— Task instructions —
Copy each line of the records that holds the string "name".

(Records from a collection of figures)
-*-*-
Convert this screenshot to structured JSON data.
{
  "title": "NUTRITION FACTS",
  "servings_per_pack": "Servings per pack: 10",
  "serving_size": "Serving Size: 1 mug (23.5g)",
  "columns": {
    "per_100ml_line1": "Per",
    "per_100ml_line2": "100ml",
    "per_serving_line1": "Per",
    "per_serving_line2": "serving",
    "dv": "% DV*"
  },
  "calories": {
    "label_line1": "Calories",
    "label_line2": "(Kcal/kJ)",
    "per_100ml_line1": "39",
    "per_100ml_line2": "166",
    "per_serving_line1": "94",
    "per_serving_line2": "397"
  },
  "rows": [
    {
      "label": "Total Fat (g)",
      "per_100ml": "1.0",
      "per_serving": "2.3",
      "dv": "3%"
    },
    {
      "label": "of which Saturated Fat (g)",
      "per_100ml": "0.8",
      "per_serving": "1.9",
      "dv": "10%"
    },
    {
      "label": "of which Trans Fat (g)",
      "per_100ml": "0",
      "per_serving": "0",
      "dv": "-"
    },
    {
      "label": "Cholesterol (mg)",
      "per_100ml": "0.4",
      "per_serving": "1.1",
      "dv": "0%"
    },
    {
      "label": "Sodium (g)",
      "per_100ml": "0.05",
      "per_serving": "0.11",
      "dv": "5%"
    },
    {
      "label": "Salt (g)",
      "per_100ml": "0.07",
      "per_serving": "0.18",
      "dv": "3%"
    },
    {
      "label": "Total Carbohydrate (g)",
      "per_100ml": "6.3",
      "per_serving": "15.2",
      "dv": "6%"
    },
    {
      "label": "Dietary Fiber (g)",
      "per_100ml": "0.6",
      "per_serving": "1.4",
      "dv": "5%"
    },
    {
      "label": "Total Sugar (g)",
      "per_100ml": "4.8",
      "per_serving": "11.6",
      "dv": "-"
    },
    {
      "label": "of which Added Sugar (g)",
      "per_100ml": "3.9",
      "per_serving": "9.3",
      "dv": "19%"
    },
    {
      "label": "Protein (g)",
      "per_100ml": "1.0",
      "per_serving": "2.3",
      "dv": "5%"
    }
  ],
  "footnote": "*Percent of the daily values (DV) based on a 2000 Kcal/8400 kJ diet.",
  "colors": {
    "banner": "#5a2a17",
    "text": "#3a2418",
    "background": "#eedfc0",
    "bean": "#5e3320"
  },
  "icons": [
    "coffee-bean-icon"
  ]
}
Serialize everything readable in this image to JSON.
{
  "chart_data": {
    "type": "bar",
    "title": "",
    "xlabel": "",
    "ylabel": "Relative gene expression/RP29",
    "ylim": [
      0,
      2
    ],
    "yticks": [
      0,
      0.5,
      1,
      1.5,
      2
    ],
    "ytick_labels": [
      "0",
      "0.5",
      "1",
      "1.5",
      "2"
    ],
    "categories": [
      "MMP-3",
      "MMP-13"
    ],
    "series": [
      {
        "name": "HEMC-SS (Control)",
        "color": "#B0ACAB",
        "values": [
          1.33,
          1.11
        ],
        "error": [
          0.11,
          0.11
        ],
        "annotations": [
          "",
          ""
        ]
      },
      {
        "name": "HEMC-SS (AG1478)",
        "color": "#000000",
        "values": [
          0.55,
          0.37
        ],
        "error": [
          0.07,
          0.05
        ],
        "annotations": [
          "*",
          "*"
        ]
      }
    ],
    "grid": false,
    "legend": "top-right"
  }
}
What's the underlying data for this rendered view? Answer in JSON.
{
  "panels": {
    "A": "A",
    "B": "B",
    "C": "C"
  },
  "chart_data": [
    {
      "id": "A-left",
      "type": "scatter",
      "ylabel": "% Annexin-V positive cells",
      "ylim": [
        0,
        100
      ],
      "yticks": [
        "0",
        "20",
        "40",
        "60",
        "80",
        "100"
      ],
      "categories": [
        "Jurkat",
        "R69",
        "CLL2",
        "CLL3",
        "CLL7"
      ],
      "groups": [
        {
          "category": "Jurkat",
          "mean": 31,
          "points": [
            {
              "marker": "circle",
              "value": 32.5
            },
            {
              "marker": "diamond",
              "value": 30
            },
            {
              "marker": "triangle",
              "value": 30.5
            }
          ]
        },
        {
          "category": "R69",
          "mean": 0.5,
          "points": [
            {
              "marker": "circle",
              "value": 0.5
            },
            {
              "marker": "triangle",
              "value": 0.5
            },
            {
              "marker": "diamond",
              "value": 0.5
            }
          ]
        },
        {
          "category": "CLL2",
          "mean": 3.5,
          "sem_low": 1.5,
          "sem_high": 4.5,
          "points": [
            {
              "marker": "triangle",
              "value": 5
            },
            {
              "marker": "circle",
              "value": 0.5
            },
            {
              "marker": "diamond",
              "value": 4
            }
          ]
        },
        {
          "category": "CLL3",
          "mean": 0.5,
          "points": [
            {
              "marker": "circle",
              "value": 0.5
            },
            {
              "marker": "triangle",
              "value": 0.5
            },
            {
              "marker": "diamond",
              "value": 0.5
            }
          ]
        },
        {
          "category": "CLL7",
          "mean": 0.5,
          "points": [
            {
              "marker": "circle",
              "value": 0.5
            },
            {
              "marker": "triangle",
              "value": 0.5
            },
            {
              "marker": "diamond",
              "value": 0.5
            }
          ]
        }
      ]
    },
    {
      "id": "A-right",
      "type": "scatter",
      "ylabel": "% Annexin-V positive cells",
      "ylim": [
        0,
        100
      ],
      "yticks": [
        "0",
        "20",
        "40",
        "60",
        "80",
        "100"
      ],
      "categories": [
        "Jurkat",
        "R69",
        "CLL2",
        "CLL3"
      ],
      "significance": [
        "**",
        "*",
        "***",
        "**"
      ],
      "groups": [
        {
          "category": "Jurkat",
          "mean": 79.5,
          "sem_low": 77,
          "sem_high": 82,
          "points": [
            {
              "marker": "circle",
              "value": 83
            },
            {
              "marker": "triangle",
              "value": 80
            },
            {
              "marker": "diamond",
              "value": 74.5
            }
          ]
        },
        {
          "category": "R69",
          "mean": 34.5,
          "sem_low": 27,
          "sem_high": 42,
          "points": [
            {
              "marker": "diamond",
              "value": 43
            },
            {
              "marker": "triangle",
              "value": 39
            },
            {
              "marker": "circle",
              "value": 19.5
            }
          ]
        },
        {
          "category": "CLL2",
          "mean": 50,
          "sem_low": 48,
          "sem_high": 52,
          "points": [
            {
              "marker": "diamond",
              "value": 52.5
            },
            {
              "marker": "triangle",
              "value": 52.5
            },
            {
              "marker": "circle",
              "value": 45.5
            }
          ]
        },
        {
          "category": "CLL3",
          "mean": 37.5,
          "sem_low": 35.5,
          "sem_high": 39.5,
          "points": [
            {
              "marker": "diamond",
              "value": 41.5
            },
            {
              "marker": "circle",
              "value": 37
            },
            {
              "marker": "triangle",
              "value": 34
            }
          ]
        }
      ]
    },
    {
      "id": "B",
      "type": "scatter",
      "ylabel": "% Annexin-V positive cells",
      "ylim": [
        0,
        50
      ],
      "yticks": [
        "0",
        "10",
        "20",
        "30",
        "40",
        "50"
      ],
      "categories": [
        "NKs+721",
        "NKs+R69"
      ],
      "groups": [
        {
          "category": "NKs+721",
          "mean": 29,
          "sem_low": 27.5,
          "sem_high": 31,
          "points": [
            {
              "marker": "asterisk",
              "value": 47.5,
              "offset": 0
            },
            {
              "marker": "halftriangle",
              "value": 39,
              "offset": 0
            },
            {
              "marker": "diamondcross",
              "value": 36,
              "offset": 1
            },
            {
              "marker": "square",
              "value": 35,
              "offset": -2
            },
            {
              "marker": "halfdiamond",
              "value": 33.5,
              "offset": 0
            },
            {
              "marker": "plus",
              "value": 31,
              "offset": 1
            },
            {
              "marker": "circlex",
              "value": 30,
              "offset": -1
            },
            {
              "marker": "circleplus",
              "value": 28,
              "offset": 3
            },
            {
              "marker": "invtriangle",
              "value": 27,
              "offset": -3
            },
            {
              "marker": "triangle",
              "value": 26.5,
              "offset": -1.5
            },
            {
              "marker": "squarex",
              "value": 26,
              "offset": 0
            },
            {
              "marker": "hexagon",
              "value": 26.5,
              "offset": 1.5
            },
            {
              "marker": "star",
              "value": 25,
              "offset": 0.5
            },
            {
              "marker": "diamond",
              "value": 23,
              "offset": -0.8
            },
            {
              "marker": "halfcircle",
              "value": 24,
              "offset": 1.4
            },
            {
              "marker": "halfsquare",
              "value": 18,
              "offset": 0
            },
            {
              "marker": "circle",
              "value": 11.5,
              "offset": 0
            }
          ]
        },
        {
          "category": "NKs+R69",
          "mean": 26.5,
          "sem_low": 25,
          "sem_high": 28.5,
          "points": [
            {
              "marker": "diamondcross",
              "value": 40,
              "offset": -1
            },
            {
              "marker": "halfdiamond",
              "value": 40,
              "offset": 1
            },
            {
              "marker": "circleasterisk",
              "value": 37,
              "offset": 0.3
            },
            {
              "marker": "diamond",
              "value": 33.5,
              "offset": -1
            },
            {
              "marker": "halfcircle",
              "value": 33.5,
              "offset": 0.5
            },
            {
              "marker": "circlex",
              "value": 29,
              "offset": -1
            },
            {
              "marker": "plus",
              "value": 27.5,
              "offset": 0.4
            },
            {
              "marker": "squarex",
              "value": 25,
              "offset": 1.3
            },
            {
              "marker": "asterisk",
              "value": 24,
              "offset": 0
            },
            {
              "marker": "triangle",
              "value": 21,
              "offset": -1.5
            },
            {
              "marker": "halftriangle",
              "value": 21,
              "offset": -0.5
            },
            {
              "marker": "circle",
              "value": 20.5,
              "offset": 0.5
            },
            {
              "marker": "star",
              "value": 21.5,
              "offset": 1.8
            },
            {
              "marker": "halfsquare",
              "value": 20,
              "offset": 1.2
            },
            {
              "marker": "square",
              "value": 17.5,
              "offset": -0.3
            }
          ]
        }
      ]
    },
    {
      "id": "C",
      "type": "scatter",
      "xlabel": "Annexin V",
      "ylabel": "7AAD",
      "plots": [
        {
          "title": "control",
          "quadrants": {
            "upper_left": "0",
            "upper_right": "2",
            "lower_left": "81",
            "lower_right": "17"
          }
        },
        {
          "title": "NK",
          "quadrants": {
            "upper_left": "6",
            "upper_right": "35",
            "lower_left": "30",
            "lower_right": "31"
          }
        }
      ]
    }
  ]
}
-*-*-
— Solution to the exercise —
        "name": "HEMC-SS (Control)",
        "name": "HEMC-SS (AG1478)",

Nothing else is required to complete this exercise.